- Saved data entries:

+===+

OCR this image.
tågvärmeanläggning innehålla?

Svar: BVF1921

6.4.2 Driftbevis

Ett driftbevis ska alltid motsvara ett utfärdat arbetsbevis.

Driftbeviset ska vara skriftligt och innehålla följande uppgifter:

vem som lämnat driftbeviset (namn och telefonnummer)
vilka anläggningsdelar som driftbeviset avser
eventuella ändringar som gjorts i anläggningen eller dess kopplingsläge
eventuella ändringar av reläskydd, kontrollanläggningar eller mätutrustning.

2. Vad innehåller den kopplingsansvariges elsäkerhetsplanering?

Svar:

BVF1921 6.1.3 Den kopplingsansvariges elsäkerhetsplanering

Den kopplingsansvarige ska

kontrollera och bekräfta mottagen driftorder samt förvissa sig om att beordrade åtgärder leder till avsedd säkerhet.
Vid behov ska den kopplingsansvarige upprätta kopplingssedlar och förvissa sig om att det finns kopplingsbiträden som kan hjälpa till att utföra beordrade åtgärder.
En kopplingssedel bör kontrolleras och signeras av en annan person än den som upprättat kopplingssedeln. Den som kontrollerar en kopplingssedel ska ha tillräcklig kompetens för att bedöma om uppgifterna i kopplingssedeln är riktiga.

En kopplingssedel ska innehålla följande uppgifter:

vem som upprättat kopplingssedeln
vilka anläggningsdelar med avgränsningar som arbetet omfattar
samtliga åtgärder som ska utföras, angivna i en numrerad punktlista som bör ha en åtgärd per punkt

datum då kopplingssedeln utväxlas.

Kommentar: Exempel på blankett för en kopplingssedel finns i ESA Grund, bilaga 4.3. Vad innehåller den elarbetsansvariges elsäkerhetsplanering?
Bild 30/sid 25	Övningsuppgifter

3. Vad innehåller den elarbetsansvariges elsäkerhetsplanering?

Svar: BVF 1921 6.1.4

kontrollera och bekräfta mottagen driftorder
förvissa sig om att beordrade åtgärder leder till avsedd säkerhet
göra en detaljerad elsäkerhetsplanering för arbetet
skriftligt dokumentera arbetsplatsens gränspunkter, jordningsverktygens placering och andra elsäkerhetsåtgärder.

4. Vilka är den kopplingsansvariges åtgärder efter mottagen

+===+

- THE TASK: Retype the whole listing, matching it exactly.

- WRITTEN ANSWER:
OCR this image.
tågvärmeanläggning innehålla?

Svar: BVF1921

6.4.2 Driftbevis

Ett driftbevis ska alltid motsvara ett utfärdat arbetsbevis.

Driftbeviset ska vara skriftligt och innehålla följande uppgifter:

vem som lämnat driftbeviset (namn och telefonnummer)
vilka anläggningsdelar som driftbeviset avser
eventuella ändringar som gjorts i anläggningen eller dess kopplingsläge
eventuella ändringar av reläskydd, kontrollanläggningar eller mätutrustning.

2. Vad innehåller den kopplingsansvariges elsäkerhetsplanering?

Svar:

BVF1921 6.1.3 Den kopplingsansvariges elsäkerhetsplanering

Den kopplingsansvarige ska

kontrollera och bekräfta mottagen driftorder samt förvissa sig om att beordrade åtgärder leder till avsedd säkerhet.
Vid behov ska den kopplingsansvarige upprätta kopplingssedlar och förvissa sig om att det finns kopplingsbiträden som kan hjälpa till att utföra beordrade åtgärder.
En kopplingssedel bör kontrolleras och signeras av en annan person än den som upprättat kopplingssedeln. Den som kontrollerar en kopplingssedel ska ha tillräcklig kompetens för att bedöma om uppgifterna i kopplingssedeln är riktiga.

En kopplingssedel ska innehålla följande uppgifter:

vem som upprättat kopplingssedeln
vilka anläggningsdelar med avgränsningar som arbetet omfattar
samtliga åtgärder som ska utföras, angivna i en numrerad punktlista som bör ha en åtgärd per punkt

datum då kopplingssedeln utväxlas.

Kommentar: Exempel på blankett för en kopplingssedel finns i ESA Grund, bilaga 4.3. Vad innehåller den elarbetsansvariges elsäkerhetsplanering?
Bild 30/sid 25	Övningsuppgifter

3. Vad innehåller den elarbetsansvariges elsäkerhetsplanering?

Svar: BVF 1921 6.1.4

kontrollera och bekräfta mottagen driftorder
förvissa sig om att beordrade åtgärder leder till avsedd säkerhet
göra en detaljerad elsäkerhetsplanering för arbetet
skriftligt dokumentera arbetsplatsens gränspunkter, jordningsverktygens placering och andra elsäkerhetsåtgärder.

4. Vilka är den kopplingsansvariges åtgärder efter mottagen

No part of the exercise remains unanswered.